[Excerpted data]
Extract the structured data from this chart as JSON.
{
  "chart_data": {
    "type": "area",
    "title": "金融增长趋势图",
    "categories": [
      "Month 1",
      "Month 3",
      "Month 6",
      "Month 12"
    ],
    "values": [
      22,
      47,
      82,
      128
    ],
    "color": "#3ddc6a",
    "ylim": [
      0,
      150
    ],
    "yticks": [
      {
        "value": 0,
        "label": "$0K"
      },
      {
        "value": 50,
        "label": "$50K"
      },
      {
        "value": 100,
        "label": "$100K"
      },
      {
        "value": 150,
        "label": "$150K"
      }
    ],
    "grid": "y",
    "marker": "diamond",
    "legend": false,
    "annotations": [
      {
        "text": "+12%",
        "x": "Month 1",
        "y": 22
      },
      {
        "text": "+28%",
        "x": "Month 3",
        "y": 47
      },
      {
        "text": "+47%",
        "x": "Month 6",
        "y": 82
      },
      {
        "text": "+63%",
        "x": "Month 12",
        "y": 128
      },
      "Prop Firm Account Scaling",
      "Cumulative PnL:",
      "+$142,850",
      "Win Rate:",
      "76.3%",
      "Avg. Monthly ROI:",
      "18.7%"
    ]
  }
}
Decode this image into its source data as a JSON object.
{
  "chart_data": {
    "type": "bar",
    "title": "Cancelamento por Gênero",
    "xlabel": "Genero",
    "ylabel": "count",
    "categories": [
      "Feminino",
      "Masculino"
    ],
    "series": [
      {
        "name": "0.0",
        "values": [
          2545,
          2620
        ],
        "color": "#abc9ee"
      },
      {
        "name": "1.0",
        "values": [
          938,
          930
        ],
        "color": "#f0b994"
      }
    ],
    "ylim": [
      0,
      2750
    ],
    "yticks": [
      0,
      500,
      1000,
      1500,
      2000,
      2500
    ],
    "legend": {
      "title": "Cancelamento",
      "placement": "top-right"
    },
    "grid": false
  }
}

[Challenge]
All lines from the one containing "Decode this image" through the final line of the listing above are to be reproduced exactly; include both and add nothing.

[Solved problem]
Decode this image into its source data as a JSON object.
{
  "chart_data": {
    "type": "bar",
    "title": "Cancelamento por Gênero",
    "xlabel": "Genero",
    "ylabel": "count",
    "categories": [
      "Feminino",
      "Masculino"
    ],
    "series": [
      {
        "name": "0.0",
        "values": [
          2545,
          2620
        ],
        "color": "#abc9ee"
      },
      {
        "name": "1.0",
        "values": [
          938,
          930
        ],
        "color": "#f0b994"
      }
    ],
    "ylim": [
      0,
      2750
    ],
    "yticks": [
      0,
      500,
      1000,
      1500,
      2000,
      2500
    ],
    "legend": {
      "title": "Cancelamento",
      "placement": "top-right"
    },
    "grid": false
  }
}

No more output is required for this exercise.